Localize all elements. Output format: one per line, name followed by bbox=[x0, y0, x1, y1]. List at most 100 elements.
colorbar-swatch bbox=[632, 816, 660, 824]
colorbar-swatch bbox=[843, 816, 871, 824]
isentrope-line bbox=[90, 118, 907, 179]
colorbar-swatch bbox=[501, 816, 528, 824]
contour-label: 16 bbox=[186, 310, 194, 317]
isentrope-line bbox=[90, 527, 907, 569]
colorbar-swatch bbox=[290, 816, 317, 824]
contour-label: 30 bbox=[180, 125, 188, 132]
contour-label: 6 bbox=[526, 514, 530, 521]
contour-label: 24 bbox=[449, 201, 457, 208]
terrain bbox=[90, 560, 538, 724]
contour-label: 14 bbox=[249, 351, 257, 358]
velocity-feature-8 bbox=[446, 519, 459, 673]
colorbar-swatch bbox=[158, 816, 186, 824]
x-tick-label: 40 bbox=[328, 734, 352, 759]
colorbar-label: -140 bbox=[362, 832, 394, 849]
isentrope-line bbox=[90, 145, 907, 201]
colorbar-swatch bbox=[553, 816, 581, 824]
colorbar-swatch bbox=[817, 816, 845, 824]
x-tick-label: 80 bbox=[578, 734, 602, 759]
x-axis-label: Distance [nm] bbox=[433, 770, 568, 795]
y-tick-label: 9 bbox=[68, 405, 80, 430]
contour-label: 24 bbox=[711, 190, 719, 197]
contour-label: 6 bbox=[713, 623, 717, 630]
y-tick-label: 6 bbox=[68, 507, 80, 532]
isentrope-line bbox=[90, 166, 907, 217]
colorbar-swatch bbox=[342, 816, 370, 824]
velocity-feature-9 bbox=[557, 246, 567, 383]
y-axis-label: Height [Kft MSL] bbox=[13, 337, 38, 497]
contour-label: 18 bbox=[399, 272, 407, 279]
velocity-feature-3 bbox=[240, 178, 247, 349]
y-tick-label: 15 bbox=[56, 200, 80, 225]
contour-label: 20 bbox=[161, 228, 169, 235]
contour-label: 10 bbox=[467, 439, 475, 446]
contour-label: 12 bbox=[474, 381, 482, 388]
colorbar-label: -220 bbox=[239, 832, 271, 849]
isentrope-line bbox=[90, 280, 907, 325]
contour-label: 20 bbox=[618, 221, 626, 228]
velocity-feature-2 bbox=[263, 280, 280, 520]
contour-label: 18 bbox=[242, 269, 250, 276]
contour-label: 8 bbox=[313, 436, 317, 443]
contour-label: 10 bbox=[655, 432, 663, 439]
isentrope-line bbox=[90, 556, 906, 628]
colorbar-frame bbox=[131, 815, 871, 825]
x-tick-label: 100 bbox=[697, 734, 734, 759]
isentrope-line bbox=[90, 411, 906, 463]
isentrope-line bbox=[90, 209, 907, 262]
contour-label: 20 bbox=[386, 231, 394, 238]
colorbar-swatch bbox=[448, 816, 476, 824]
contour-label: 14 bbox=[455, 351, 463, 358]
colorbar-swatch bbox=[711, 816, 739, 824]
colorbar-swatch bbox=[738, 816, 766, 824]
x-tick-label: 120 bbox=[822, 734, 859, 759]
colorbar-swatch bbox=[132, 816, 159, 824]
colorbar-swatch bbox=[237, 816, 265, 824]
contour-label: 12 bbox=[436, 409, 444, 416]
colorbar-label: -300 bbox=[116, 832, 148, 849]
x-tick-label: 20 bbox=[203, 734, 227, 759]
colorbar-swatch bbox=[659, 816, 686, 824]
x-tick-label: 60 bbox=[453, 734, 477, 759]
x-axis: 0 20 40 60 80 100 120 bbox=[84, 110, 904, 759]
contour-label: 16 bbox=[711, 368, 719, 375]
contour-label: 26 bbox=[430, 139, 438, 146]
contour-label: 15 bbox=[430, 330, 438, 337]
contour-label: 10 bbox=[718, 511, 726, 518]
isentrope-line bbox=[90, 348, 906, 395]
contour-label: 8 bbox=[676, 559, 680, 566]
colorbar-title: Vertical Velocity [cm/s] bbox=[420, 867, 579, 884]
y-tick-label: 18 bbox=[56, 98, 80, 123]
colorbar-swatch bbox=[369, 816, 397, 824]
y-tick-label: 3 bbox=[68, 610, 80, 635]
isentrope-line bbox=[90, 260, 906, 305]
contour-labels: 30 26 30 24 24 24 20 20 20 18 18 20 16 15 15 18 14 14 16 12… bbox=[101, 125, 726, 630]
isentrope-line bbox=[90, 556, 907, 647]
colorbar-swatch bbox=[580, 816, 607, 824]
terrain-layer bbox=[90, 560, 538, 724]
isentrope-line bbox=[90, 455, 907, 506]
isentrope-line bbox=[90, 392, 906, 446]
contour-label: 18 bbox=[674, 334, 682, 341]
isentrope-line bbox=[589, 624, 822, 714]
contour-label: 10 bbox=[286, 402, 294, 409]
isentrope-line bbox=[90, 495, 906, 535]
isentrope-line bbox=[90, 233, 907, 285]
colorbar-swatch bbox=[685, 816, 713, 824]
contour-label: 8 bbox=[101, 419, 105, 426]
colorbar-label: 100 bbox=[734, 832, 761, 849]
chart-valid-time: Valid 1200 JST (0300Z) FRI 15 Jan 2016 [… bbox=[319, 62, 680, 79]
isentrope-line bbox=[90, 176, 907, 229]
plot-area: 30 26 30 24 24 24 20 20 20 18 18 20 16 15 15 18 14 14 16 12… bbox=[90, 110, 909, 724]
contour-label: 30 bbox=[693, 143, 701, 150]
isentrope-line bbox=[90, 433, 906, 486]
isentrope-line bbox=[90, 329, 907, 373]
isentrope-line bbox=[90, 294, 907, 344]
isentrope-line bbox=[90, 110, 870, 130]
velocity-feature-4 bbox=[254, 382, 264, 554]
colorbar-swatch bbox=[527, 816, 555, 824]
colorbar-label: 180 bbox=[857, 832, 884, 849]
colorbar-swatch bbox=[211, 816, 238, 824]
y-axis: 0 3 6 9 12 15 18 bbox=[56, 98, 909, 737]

_ _ _

*TO BE DONE*
Output every line of the records above verbatim, changing nothing.

*EXPECTED ANSWER*
Localize all elements. Output format: one per line, name followed by bbox=[x0, y0, x1, y1]. List at most 100 elements.
colorbar-swatch bbox=[632, 816, 660, 824]
colorbar-swatch bbox=[843, 816, 871, 824]
isentrope-line bbox=[90, 118, 907, 179]
colorbar-swatch bbox=[501, 816, 528, 824]
contour-label: 16 bbox=[186, 310, 194, 317]
isentrope-line bbox=[90, 527, 907, 569]
colorbar-swatch bbox=[290, 816, 317, 824]
contour-label: 30 bbox=[180, 125, 188, 132]
contour-label: 6 bbox=[526, 514, 530, 521]
contour-label: 24 bbox=[449, 201, 457, 208]
terrain bbox=[90, 560, 538, 724]
contour-label: 14 bbox=[249, 351, 257, 358]
velocity-feature-8 bbox=[446, 519, 459, 673]
colorbar-swatch bbox=[158, 816, 186, 824]
x-tick-label: 40 bbox=[328, 734, 352, 759]
colorbar-label: -140 bbox=[362, 832, 394, 849]
isentrope-line bbox=[90, 145, 907, 201]
colorbar-swatch bbox=[553, 816, 581, 824]
colorbar-swatch bbox=[817, 816, 845, 824]
x-tick-label: 80 bbox=[578, 734, 602, 759]
x-axis-label: Distance [nm] bbox=[433, 770, 568, 795]
y-tick-label: 9 bbox=[68, 405, 80, 430]
contour-label: 24 bbox=[711, 190, 719, 197]
contour-label: 6 bbox=[713, 623, 717, 630]
y-tick-label: 6 bbox=[68, 507, 80, 532]
isentrope-line bbox=[90, 166, 907, 217]
colorbar-swatch bbox=[342, 816, 370, 824]
velocity-feature-9 bbox=[557, 246, 567, 383]
y-axis-label: Height [Kft MSL] bbox=[13, 337, 38, 497]
contour-label: 18 bbox=[399, 272, 407, 279]
velocity-feature-3 bbox=[240, 178, 247, 349]
y-tick-label: 15 bbox=[56, 200, 80, 225]
contour-label: 20 bbox=[161, 228, 169, 235]
contour-label: 10 bbox=[467, 439, 475, 446]
contour-label: 12 bbox=[474, 381, 482, 388]
colorbar-label: -220 bbox=[239, 832, 271, 849]
isentrope-line bbox=[90, 280, 907, 325]
contour-label: 20 bbox=[618, 221, 626, 228]
velocity-feature-2 bbox=[263, 280, 280, 520]
contour-label: 18 bbox=[242, 269, 250, 276]
contour-label: 8 bbox=[313, 436, 317, 443]
contour-label: 10 bbox=[655, 432, 663, 439]
isentrope-line bbox=[90, 556, 906, 628]
colorbar-frame bbox=[131, 815, 871, 825]
x-tick-label: 100 bbox=[697, 734, 734, 759]
isentrope-line bbox=[90, 411, 906, 463]
isentrope-line bbox=[90, 209, 907, 262]
contour-label: 20 bbox=[386, 231, 394, 238]
colorbar-swatch bbox=[448, 816, 476, 824]
contour-label: 14 bbox=[455, 351, 463, 358]
colorbar-swatch bbox=[711, 816, 739, 824]
colorbar-swatch bbox=[738, 816, 766, 824]
x-tick-label: 120 bbox=[822, 734, 859, 759]
colorbar-swatch bbox=[132, 816, 159, 824]
colorbar-swatch bbox=[237, 816, 265, 824]
contour-label: 12 bbox=[436, 409, 444, 416]
colorbar-label: -300 bbox=[116, 832, 148, 849]
x-tick-label: 20 bbox=[203, 734, 227, 759]
colorbar-swatch bbox=[659, 816, 686, 824]
x-tick-label: 60 bbox=[453, 734, 477, 759]
x-axis: 0 20 40 60 80 100 120 bbox=[84, 110, 904, 759]
contour-label: 16 bbox=[711, 368, 719, 375]
contour-label: 26 bbox=[430, 139, 438, 146]
contour-label: 15 bbox=[430, 330, 438, 337]
contour-label: 10 bbox=[718, 511, 726, 518]
isentrope-line bbox=[90, 348, 906, 395]
contour-label: 8 bbox=[676, 559, 680, 566]
colorbar-title: Vertical Velocity [cm/s] bbox=[420, 867, 579, 884]
y-tick-label: 18 bbox=[56, 98, 80, 123]
colorbar-swatch bbox=[369, 816, 397, 824]
y-tick-label: 3 bbox=[68, 610, 80, 635]
isentrope-line bbox=[90, 260, 906, 305]
contour-labels: 30 26 30 24 24 24 20 20 20 18 18 20 16 15 15 18 14 14 16 12… bbox=[101, 125, 726, 630]
isentrope-line bbox=[90, 556, 907, 647]
colorbar-swatch bbox=[580, 816, 607, 824]
terrain-layer bbox=[90, 560, 538, 724]
isentrope-line bbox=[90, 455, 907, 506]
isentrope-line bbox=[90, 392, 906, 446]
contour-label: 18 bbox=[674, 334, 682, 341]
isentrope-line bbox=[589, 624, 822, 714]
contour-label: 10 bbox=[286, 402, 294, 409]
isentrope-line bbox=[90, 495, 906, 535]
isentrope-line bbox=[90, 233, 907, 285]
colorbar-swatch bbox=[685, 816, 713, 824]
contour-label: 8 bbox=[101, 419, 105, 426]
colorbar-label: 100 bbox=[734, 832, 761, 849]
chart-valid-time: Valid 1200 JST (0300Z) FRI 15 Jan 2016 [… bbox=[319, 62, 680, 79]
isentrope-line bbox=[90, 176, 907, 229]
plot-area: 30 26 30 24 24 24 20 20 20 18 18 20 16 15 15 18 14 14 16 12… bbox=[90, 110, 909, 724]
contour-label: 30 bbox=[693, 143, 701, 150]
isentrope-line bbox=[90, 433, 906, 486]
isentrope-line bbox=[90, 329, 907, 373]
isentrope-line bbox=[90, 294, 907, 344]
isentrope-line bbox=[90, 110, 870, 130]
velocity-feature-4 bbox=[254, 382, 264, 554]
colorbar-swatch bbox=[527, 816, 555, 824]
colorbar-label: 180 bbox=[857, 832, 884, 849]
colorbar-swatch bbox=[211, 816, 238, 824]
y-axis: 0 3 6 9 12 15 18 bbox=[56, 98, 909, 737]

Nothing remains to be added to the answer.